**What this task involves**:
Identify each line below that contains the word "value", and copy it out.

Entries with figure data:
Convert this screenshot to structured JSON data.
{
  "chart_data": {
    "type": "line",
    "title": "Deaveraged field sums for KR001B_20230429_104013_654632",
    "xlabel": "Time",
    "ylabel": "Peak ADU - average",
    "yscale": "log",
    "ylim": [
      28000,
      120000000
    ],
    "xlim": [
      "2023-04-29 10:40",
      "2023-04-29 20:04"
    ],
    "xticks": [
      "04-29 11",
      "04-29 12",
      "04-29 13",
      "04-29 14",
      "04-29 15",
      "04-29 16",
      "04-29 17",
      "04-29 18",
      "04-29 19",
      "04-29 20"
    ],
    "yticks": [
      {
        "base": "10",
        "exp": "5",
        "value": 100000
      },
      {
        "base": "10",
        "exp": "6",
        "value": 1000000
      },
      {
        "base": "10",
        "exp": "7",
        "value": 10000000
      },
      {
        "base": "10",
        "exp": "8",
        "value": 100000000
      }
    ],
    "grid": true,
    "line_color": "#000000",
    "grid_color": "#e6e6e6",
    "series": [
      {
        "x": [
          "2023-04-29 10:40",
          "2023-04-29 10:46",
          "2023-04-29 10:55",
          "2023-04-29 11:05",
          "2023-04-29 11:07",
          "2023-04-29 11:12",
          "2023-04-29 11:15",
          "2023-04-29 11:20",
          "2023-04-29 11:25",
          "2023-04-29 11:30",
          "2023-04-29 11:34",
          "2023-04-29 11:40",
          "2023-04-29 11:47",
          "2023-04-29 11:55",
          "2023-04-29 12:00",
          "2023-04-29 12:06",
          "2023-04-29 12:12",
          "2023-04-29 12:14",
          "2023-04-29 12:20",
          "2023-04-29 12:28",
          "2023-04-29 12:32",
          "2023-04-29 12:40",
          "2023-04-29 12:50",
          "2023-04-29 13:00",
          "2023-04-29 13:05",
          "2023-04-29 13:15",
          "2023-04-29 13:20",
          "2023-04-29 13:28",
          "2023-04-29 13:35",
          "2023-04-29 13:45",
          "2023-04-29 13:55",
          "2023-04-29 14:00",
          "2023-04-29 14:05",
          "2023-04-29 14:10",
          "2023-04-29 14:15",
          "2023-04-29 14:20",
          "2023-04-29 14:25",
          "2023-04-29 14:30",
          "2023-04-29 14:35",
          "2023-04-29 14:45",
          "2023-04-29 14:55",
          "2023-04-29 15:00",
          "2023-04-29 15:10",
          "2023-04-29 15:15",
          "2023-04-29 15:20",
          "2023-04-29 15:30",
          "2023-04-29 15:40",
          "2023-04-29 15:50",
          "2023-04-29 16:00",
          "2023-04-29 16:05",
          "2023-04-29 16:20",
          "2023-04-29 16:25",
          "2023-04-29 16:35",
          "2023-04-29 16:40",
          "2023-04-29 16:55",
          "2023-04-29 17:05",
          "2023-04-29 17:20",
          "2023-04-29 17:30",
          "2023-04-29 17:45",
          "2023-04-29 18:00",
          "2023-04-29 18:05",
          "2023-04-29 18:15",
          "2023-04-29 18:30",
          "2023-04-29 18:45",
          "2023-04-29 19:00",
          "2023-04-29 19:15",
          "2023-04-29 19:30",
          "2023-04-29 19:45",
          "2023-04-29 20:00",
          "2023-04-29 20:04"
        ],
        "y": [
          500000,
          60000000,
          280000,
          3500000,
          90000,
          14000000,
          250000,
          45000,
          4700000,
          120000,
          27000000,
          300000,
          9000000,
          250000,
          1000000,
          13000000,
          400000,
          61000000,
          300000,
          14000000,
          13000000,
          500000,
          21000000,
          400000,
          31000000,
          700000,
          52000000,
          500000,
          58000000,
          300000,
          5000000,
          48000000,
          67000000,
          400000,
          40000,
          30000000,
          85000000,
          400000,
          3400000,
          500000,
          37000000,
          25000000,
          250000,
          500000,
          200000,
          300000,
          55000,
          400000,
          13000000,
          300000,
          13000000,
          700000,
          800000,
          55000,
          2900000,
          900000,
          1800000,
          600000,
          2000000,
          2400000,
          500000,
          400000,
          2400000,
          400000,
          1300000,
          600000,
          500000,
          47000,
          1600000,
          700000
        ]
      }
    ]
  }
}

**Answer to this problem**:
        "value": 100000
        "value": 1000000
        "value": 10000000
        "value": 100000000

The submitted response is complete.